[INSTRUCTIONS]
[1] From the Daniel Hauben page, list every place where he sets up his easel.
[2] Summarize the Daniel Hauben page in two sentences.
[3] From the Daniel Hauben page, reproduce the passage starting with "His work captures" and going on through "late autumn afternoons.".

[PAGE TEXT]

Daniel Hauben
From Wikipedia, the free encyclopedia
Daniel Hauben is an American painter who grew up in the Bronx and has received critical acclaim for his paintings and murals.
From his website:
Born and raised in the Bronx, Daniel Hauben is acclaimed as the borough’s most versatile and prolific painter. Working in both oil paint and chalk pastel, he has spent 25 years capturing the life of the Bronx on canvas or paper, setting up his easel en plein air on street corners and overpasses, under elevated subway trains or in playgrounds. “I’m a landscape painter,” he says. “It just so happens that the landscape I paint is most often the Bronx.”
His work captures the play of light and shadow in the urban environment: the patterns cast on the street by the elevated train trestles, the windows of apartment buildings gilded at sunset, the sharp white heat of a sidewalk in high summer, or the deeply shadowed canyons between tall buildings in late autumn afternoons.

[PROVIDED MATERIAL]

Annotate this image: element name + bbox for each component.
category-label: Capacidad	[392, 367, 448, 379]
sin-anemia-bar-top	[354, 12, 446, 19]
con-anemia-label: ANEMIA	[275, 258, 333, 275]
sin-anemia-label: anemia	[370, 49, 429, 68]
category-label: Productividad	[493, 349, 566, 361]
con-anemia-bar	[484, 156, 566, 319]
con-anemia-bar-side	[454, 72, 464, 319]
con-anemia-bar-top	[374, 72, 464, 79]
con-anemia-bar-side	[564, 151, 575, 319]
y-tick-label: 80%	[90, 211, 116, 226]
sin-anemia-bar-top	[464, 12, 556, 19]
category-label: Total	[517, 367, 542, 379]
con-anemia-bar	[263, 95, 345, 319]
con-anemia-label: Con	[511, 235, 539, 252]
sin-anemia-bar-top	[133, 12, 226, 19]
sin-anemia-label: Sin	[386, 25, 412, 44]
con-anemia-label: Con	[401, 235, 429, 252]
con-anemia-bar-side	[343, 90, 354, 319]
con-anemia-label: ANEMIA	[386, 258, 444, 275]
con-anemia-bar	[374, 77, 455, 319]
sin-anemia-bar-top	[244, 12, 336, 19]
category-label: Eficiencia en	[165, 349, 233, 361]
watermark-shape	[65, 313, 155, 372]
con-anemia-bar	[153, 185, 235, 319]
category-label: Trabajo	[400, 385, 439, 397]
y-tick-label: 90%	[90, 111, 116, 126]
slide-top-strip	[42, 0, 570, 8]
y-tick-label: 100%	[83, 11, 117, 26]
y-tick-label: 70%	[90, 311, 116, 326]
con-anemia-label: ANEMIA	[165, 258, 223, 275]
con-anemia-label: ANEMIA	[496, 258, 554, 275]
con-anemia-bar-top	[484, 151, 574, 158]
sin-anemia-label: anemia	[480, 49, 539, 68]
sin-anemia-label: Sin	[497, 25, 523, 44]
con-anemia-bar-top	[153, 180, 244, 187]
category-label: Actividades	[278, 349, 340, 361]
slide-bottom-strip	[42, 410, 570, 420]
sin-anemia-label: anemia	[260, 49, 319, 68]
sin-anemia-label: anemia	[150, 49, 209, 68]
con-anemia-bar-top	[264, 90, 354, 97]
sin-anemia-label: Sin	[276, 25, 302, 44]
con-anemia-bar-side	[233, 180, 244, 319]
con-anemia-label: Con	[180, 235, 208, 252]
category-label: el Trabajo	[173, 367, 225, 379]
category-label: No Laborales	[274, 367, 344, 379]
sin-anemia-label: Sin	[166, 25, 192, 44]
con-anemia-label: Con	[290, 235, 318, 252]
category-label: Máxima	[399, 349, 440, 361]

[ANSWERS PER TASK]
[1]
- Street corners
- Overpasses
- Under elevated subway trains
- Playgrounds

[2] Daniel Hauben is an American painter who was born and raised in the Bronx and has spent 25 years painting its life outdoors in oil paint and chalk pastel. His work captures the play of light and shadow in the urban environment, such as patterns cast by elevated train trestles and apartment windows gilded at sunset.

[3]
His work captures the play of light and shadow in the urban environment: the patterns cast on the street by the elevated train trestles, the windows of apartment buildings gilded at sunset, the sharp white heat of a sidewalk in high summer, or the deeply shadowed canyons between tall buildings in late autumn afternoons.